Short exercise:
Reproduce every one of the lines below verbatim, with no changes. Leave the pictures out of your output.

Dataset excerpt:

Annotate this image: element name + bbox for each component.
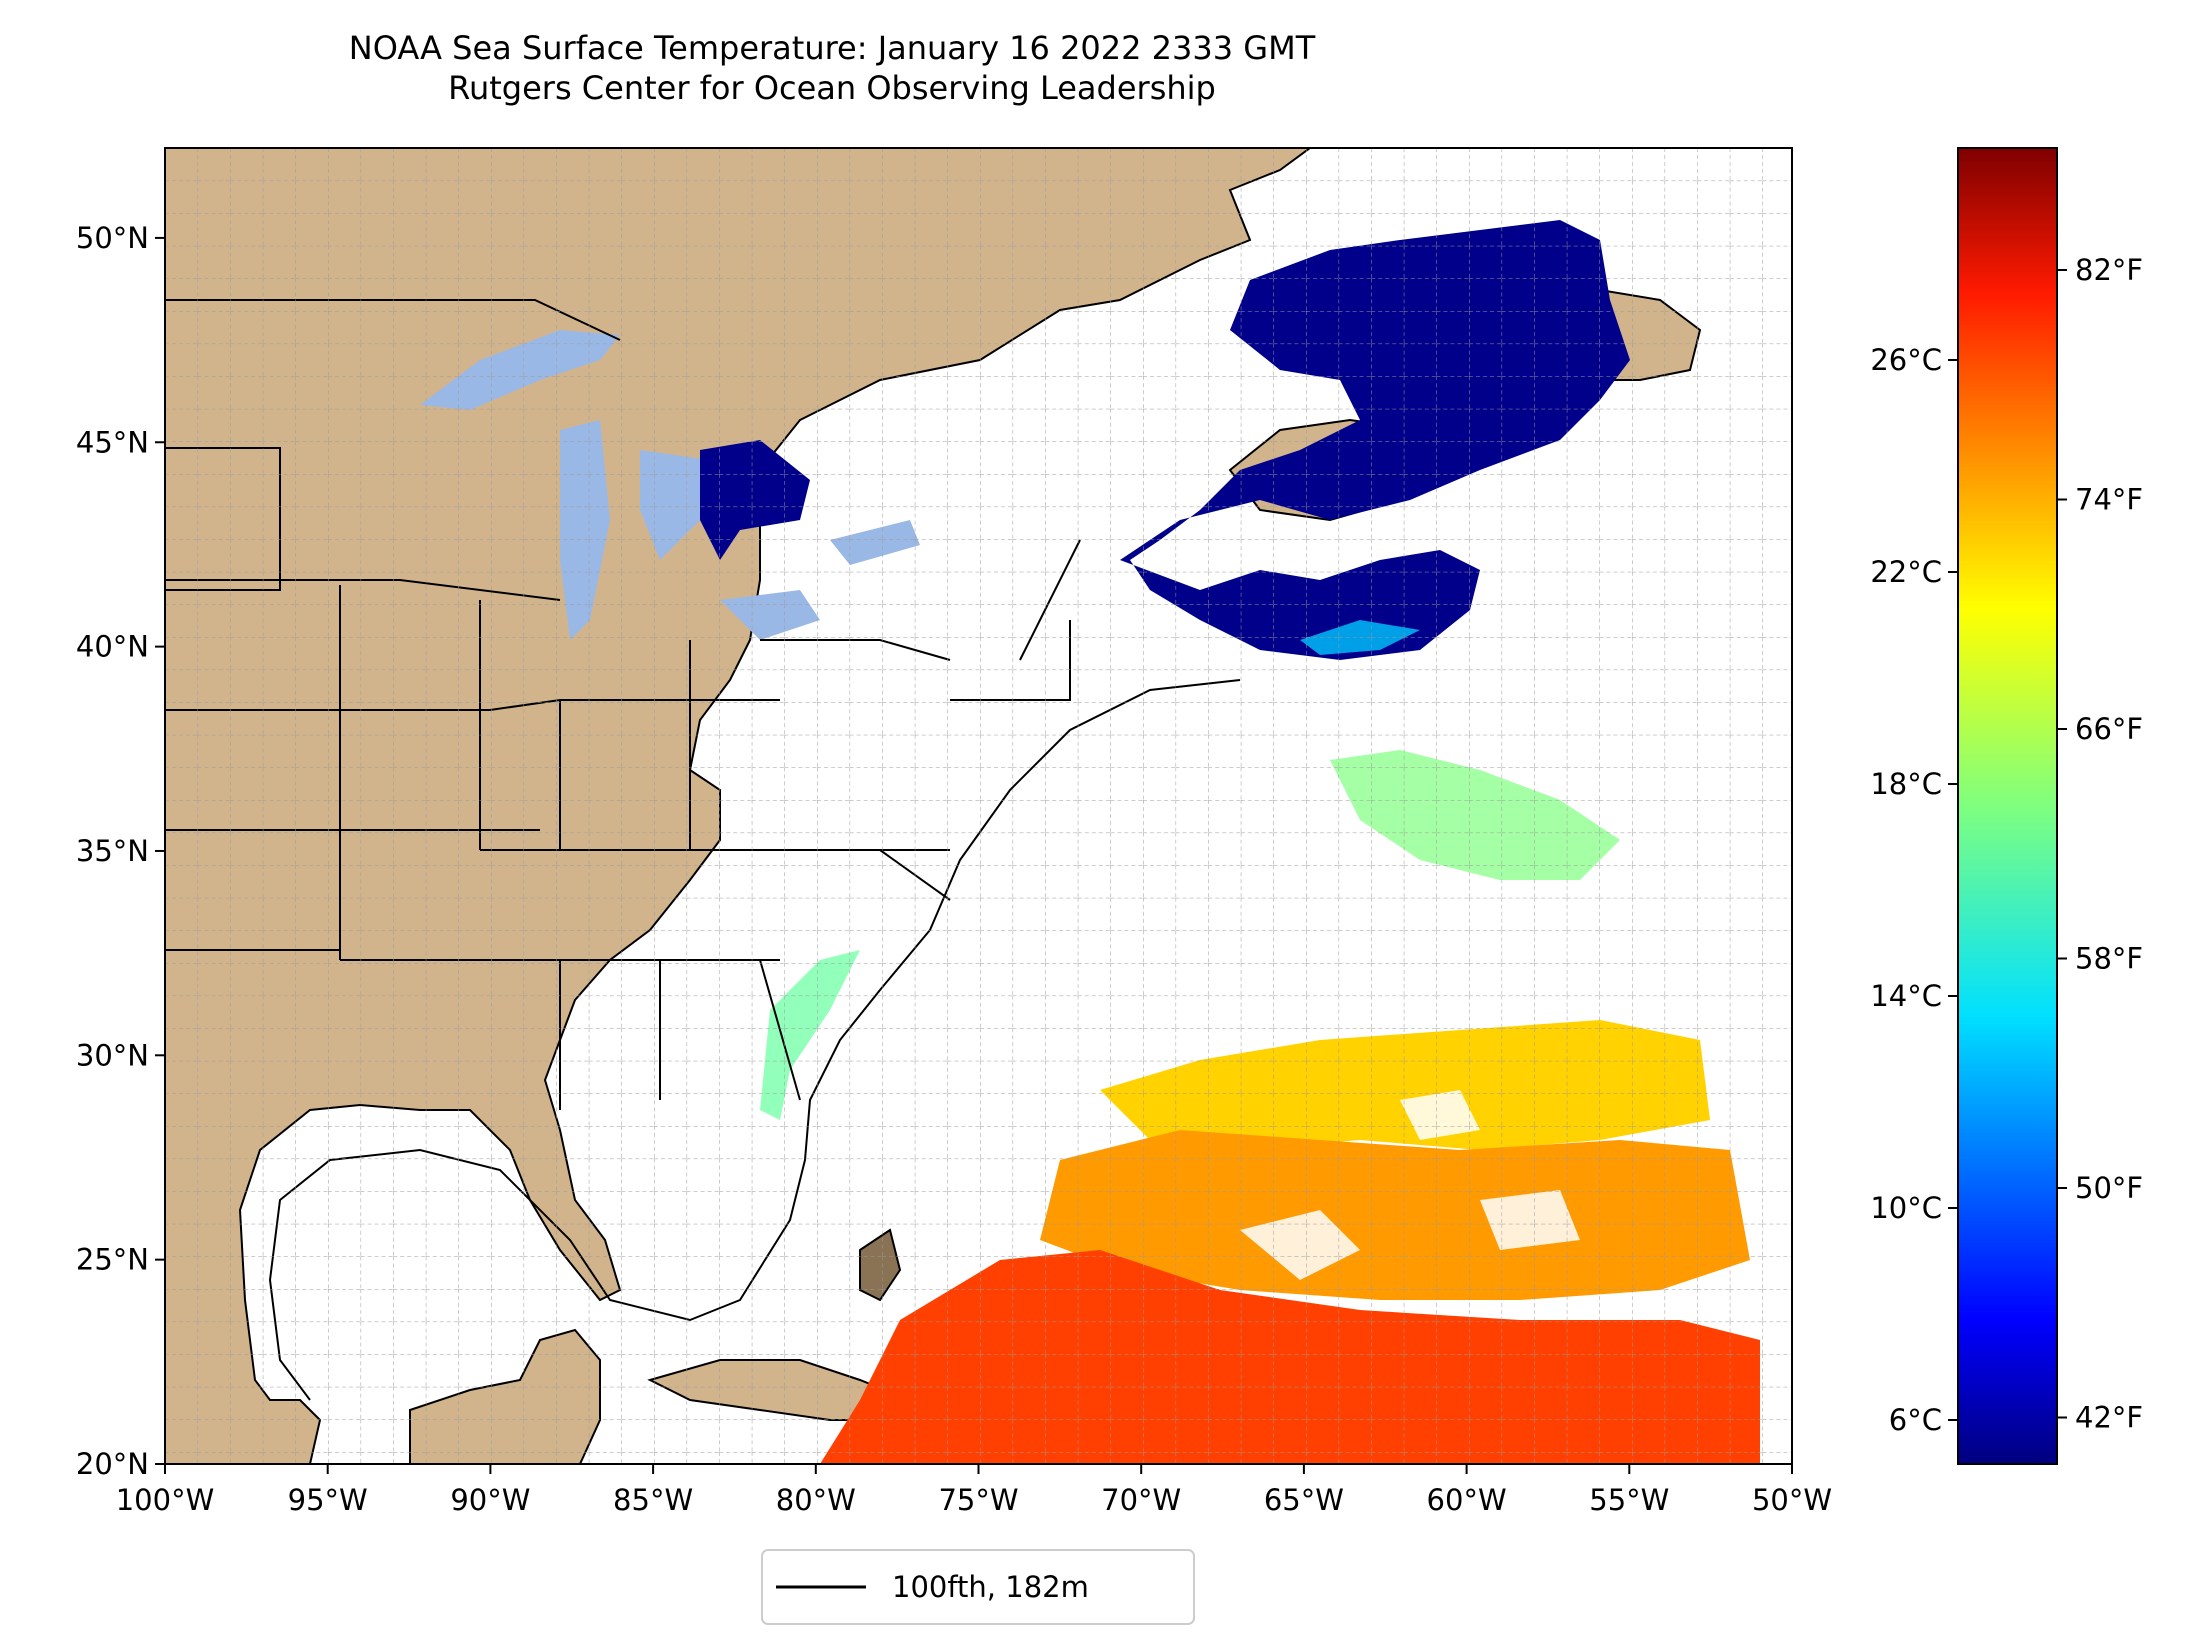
fahrenheit-tick-label: 50°F (2075, 1171, 2143, 1205)
colorbar-celsius-axis: 26°C 22°C 18°C 14°C 10°C 6°C (1870, 343, 1958, 1437)
y-tick-label: 35°N (76, 834, 149, 868)
x-tick-label: 55°W (1589, 1483, 1669, 1517)
celsius-tick-label: 26°C (1870, 343, 1942, 377)
fahrenheit-tick-label: 66°F (2075, 712, 2143, 746)
celsius-tick-label: 6°C (1889, 1403, 1942, 1437)
celsius-tick-label: 10°C (1870, 1191, 1942, 1225)
colorbar: 26°C 22°C 18°C 14°C 10°C 6°C 82°F 74°F 66°F 58°F… (1870, 147, 2143, 1465)
legend-label: 100fth, 182m (892, 1570, 1089, 1604)
x-tick-label: 70°W (1101, 1483, 1181, 1517)
map-title: NOAA Sea Surface Temperature: January 16… (348, 29, 1316, 67)
y-axis: 20°N 25°N 30°N 35°N 40°N 45°N 50°N (76, 221, 165, 1481)
x-tick-label: 65°W (1264, 1483, 1344, 1517)
map-gridlines (165, 148, 1792, 1464)
fahrenheit-tick-label: 42°F (2075, 1401, 2143, 1435)
fahrenheit-tick-label: 58°F (2075, 942, 2143, 976)
colorbar-fahrenheit-axis: 82°F 74°F 66°F 58°F 50°F 42°F (2057, 253, 2143, 1435)
map-subtitle: Rutgers Center for Ocean Observing Leade… (448, 69, 1216, 107)
celsius-tick-label: 22°C (1870, 555, 1942, 589)
legend: 100fth, 182m (761, 1549, 1195, 1625)
fahrenheit-tick-label: 82°F (2075, 253, 2143, 287)
y-tick-label: 25°N (76, 1243, 149, 1277)
y-tick-label: 40°N (76, 630, 149, 664)
x-tick-label: 75°W (938, 1483, 1018, 1517)
y-tick-label: 20°N (76, 1447, 149, 1481)
x-axis: 100°W 95°W 90°W 85°W 80°W 75°W 70°W 65°W 60°W 55°… (116, 1464, 1832, 1517)
legend-box (761, 1549, 1195, 1625)
fahrenheit-tick-label: 74°F (2075, 483, 2143, 517)
y-tick-label: 30°N (76, 1038, 149, 1072)
map-panel (165, 148, 1792, 1464)
x-tick-label: 85°W (613, 1483, 693, 1517)
y-tick-label: 50°N (76, 221, 149, 255)
y-tick-label: 45°N (76, 425, 149, 459)
x-tick-label: 90°W (450, 1483, 530, 1517)
celsius-tick-label: 14°C (1870, 979, 1942, 1013)
x-tick-label: 100°W (116, 1483, 215, 1517)
x-tick-label: 50°W (1752, 1483, 1832, 1517)
x-tick-label: 95°W (288, 1483, 368, 1517)
celsius-tick-label: 18°C (1870, 767, 1942, 801)
x-tick-label: 80°W (776, 1483, 856, 1517)
x-tick-label: 60°W (1427, 1483, 1507, 1517)
colorbar-gradient (1957, 147, 2058, 1465)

Reply:
Annotate this image: element name + bbox for each component.
fahrenheit-tick-label: 50°F (2075, 1171, 2143, 1205)
colorbar-celsius-axis: 26°C 22°C 18°C 14°C 10°C 6°C (1870, 343, 1958, 1437)
y-tick-label: 35°N (76, 834, 149, 868)
x-tick-label: 55°W (1589, 1483, 1669, 1517)
celsius-tick-label: 26°C (1870, 343, 1942, 377)
fahrenheit-tick-label: 66°F (2075, 712, 2143, 746)
celsius-tick-label: 6°C (1889, 1403, 1942, 1437)
celsius-tick-label: 10°C (1870, 1191, 1942, 1225)
colorbar: 26°C 22°C 18°C 14°C 10°C 6°C 82°F 74°F 66°F 58°F… (1870, 147, 2143, 1465)
legend-label: 100fth, 182m (892, 1570, 1089, 1604)
x-tick-label: 70°W (1101, 1483, 1181, 1517)
map-title: NOAA Sea Surface Temperature: January 16… (348, 29, 1316, 67)
y-axis: 20°N 25°N 30°N 35°N 40°N 45°N 50°N (76, 221, 165, 1481)
x-tick-label: 65°W (1264, 1483, 1344, 1517)
map-gridlines (165, 148, 1792, 1464)
fahrenheit-tick-label: 42°F (2075, 1401, 2143, 1435)
fahrenheit-tick-label: 58°F (2075, 942, 2143, 976)
colorbar-fahrenheit-axis: 82°F 74°F 66°F 58°F 50°F 42°F (2057, 253, 2143, 1435)
map-subtitle: Rutgers Center for Ocean Observing Leade… (448, 69, 1216, 107)
celsius-tick-label: 22°C (1870, 555, 1942, 589)
legend: 100fth, 182m (761, 1549, 1195, 1625)
fahrenheit-tick-label: 82°F (2075, 253, 2143, 287)
y-tick-label: 25°N (76, 1243, 149, 1277)
y-tick-label: 40°N (76, 630, 149, 664)
x-tick-label: 75°W (938, 1483, 1018, 1517)
y-tick-label: 20°N (76, 1447, 149, 1481)
x-axis: 100°W 95°W 90°W 85°W 80°W 75°W 70°W 65°W 60°W 55°… (116, 1464, 1832, 1517)
legend-box (761, 1549, 1195, 1625)
fahrenheit-tick-label: 74°F (2075, 483, 2143, 517)
y-tick-label: 30°N (76, 1038, 149, 1072)
map-panel (165, 148, 1792, 1464)
x-tick-label: 85°W (613, 1483, 693, 1517)
y-tick-label: 50°N (76, 221, 149, 255)
y-tick-label: 45°N (76, 425, 149, 459)
x-tick-label: 90°W (450, 1483, 530, 1517)
celsius-tick-label: 14°C (1870, 979, 1942, 1013)
x-tick-label: 100°W (116, 1483, 215, 1517)
x-tick-label: 50°W (1752, 1483, 1832, 1517)
x-tick-label: 95°W (288, 1483, 368, 1517)
celsius-tick-label: 18°C (1870, 767, 1942, 801)
x-tick-label: 80°W (776, 1483, 856, 1517)
x-tick-label: 60°W (1427, 1483, 1507, 1517)
colorbar-gradient (1957, 147, 2058, 1465)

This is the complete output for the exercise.